[STATED TASK] Repeat every record below exactly, leaving out the pictures.

[Excerpt from a dataset]
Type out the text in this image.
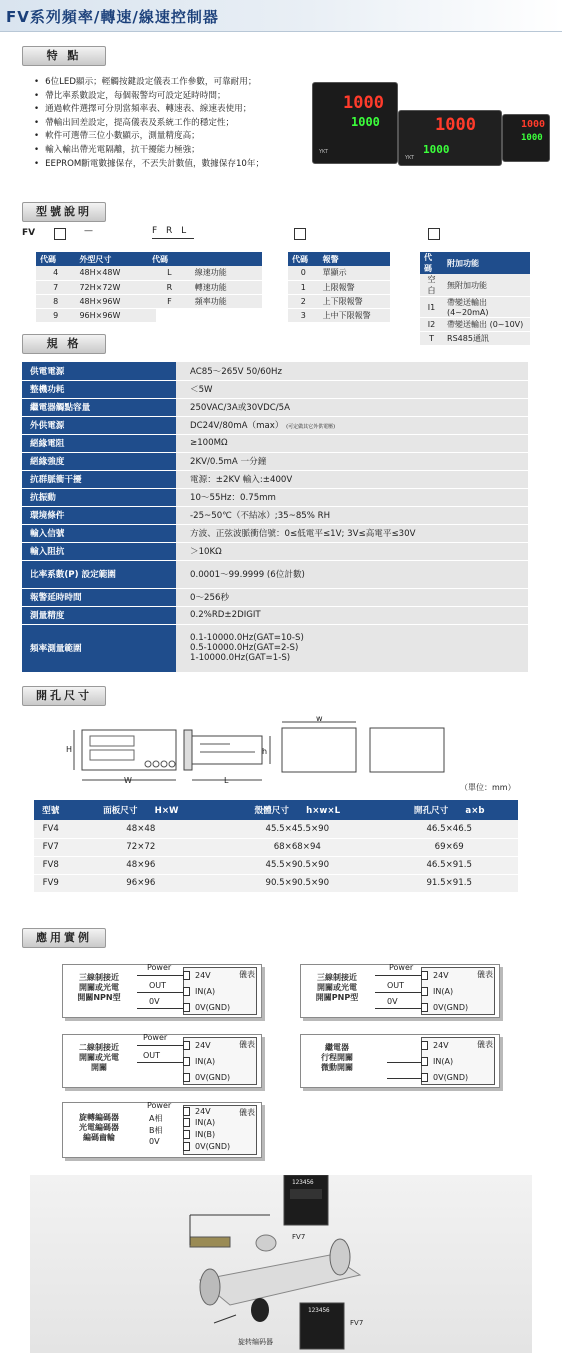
FV系列頻率/轉速/線速控制器
特 點
• 6位LED顯示；輕觸按鍵設定儀表工作參數，可靠耐用；
• 帶比率系數設定，每個報警均可設定延時時間；
• 通過軟件選擇可分別當頻率表、轉速表、線速表使用；
• 帶輸出回差設定，提高儀表及系統工作的穩定性；
• 軟件可選帶三位小數顯示，測量精度高；
• 輸入輸出帶光電隔離，抗干擾能力極強；
• EEPROM斷電數據保存，不丟失計數值，數據保存10年；
1000
1000
YKT
1000
1000
YKT
1000
1000
型號說明
FV	—	F R L
代碼	外型尺寸
4	48H×48W
7	72H×72W
8	48H×96W
9	96H×96W
代碼	
L	線速功能
R	轉速功能
F	頻率功能
代碼	報警
0	單顯示
1	上限報警
2	上下限報警
3	上中下限報警
代碼	附加功能
空白	無附加功能
I1	帶變送輸出 (4~20mA)
I2	帶變送輸出 (0~10V)
T	RS485通訊
規 格
供電電源	AC85～265V 50/60Hz
整機功耗	＜5W
繼電器觸點容量	250VAC/3A或30VDC/5A
外供電源	DC24V/80mA（max） (可定做其它外供電壓)
絕緣電阻	≥100MΩ
絕緣強度	2KV/0.5mA 一分鐘
抗群脈衝干擾	電源：±2KV 輸入:±400V
抗振動	10～55Hz：0.75mm
環境條件	-25~50℃（不結冰）;35~85% RH
輸入信號	方波、正弦波脈衝信號：0≤低電平≤1V; 3V≤高電平≤30V
輸入阻抗	＞10KΩ
比率系數(P) 設定範圍	0.0001～99.9999 (6位計數)
報警延時時間	0～256秒
測量精度	0.2%RD±2DIGIT
頻率測量範圍	0.1-10000.0Hz(GAT=10-S)
0.5-10000.0Hz(GAT=2-S)
1-10000.0Hz(GAT=1-S)
開孔尺寸
H
W
h
L
w
（單位：mm）
型號	面板尺寸　　H×W	殼體尺寸　　h×w×L	開孔尺寸　　a×b
FV4	48×48	45.5×45.5×90	46.5×46.5
FV7	72×72	68×68×94	69×69
FV8	48×96	45.5×90.5×90	46.5×91.5
FV9	96×96	90.5×90.5×90	91.5×91.5
應用實例
三線制接近
開關或光電
開關NPN型
Power
OUT
0V
儀表
24V
IN(A)
0V(GND)
三線制接近
開關或光電
開關PNP型
Power
OUT
0V
儀表
24V
IN(A)
0V(GND)
二線制接近
開關或光電
開關
Power
OUT
儀表
24V
IN(A)
0V(GND)
繼電器
行程開關
微動開關
儀表
24V
IN(A)
0V(GND)
旋轉編碼器
光電編碼器
編碼齒輪
Power
A相
B相
0V
儀表
24V
IN(A)
IN(B)
0V(GND)
123456
123456
FV7
FV7
旋转编码器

[RESULT BELOW]
Type out the text in this image.
FV系列頻率/轉速/線速控制器
特 點
• 6位LED顯示；輕觸按鍵設定儀表工作參數，可靠耐用；
• 帶比率系數設定，每個報警均可設定延時時間；
• 通過軟件選擇可分別當頻率表、轉速表、線速表使用；
• 帶輸出回差設定，提高儀表及系統工作的穩定性；
• 軟件可選帶三位小數顯示，測量精度高；
• 輸入輸出帶光電隔離，抗干擾能力極強；
• EEPROM斷電數據保存，不丟失計數值，數據保存10年；
1000
1000
YKT
1000
1000
YKT
1000
1000
型號說明
FV	—	F R L
代碼	外型尺寸
4	48H×48W
7	72H×72W
8	48H×96W
9	96H×96W
代碼	
L	線速功能
R	轉速功能
F	頻率功能
代碼	報警
0	單顯示
1	上限報警
2	上下限報警
3	上中下限報警
代碼	附加功能
空白	無附加功能
I1	帶變送輸出 (4~20mA)
I2	帶變送輸出 (0~10V)
T	RS485通訊
規 格
供電電源	AC85～265V 50/60Hz
整機功耗	＜5W
繼電器觸點容量	250VAC/3A或30VDC/5A
外供電源	DC24V/80mA（max） (可定做其它外供電壓)
絕緣電阻	≥100MΩ
絕緣強度	2KV/0.5mA 一分鐘
抗群脈衝干擾	電源：±2KV 輸入:±400V
抗振動	10～55Hz：0.75mm
環境條件	-25~50℃（不結冰）;35~85% RH
輸入信號	方波、正弦波脈衝信號：0≤低電平≤1V; 3V≤高電平≤30V
輸入阻抗	＞10KΩ
比率系數(P) 設定範圍	0.0001～99.9999 (6位計數)
報警延時時間	0～256秒
測量精度	0.2%RD±2DIGIT
頻率測量範圍	0.1-10000.0Hz(GAT=10-S)
0.5-10000.0Hz(GAT=2-S)
1-10000.0Hz(GAT=1-S)
開孔尺寸
H
W
h
L
w
（單位：mm）
型號	面板尺寸　　H×W	殼體尺寸　　h×w×L	開孔尺寸　　a×b
FV4	48×48	45.5×45.5×90	46.5×46.5
FV7	72×72	68×68×94	69×69
FV8	48×96	45.5×90.5×90	46.5×91.5
FV9	96×96	90.5×90.5×90	91.5×91.5
應用實例
三線制接近
開關或光電
開關NPN型
Power
OUT
0V
儀表
24V
IN(A)
0V(GND)
三線制接近
開關或光電
開關PNP型
Power
OUT
0V
儀表
24V
IN(A)
0V(GND)
二線制接近
開關或光電
開關
Power
OUT
儀表
24V
IN(A)
0V(GND)
繼電器
行程開關
微動開關
儀表
24V
IN(A)
0V(GND)
旋轉編碼器
光電編碼器
編碼齒輪
Power
A相
B相
0V
儀表
24V
IN(A)
IN(B)
0V(GND)
123456
123456
FV7
FV7
旋转编码器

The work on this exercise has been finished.